PROBLEM REQUIREMENTS: Present the following entries again, word for word and in full.

[Entries taken from a collection]
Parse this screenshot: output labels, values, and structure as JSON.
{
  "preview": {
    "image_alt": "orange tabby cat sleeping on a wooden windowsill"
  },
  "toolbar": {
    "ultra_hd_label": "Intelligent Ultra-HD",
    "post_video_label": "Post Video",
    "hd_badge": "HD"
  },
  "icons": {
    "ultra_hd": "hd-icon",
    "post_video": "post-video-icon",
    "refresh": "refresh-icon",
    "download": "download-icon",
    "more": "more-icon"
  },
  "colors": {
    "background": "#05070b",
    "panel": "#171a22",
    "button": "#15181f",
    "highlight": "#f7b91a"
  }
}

SOLUTION:
Parse this screenshot: output labels, values, and structure as JSON.
{
  "preview": {
    "image_alt": "orange tabby cat sleeping on a wooden windowsill"
  },
  "toolbar": {
    "ultra_hd_label": "Intelligent Ultra-HD",
    "post_video_label": "Post Video",
    "hd_badge": "HD"
  },
  "icons": {
    "ultra_hd": "hd-icon",
    "post_video": "post-video-icon",
    "refresh": "refresh-icon",
    "download": "download-icon",
    "more": "more-icon"
  },
  "colors": {
    "background": "#05070b",
    "panel": "#171a22",
    "button": "#15181f",
    "highlight": "#f7b91a"
  }
}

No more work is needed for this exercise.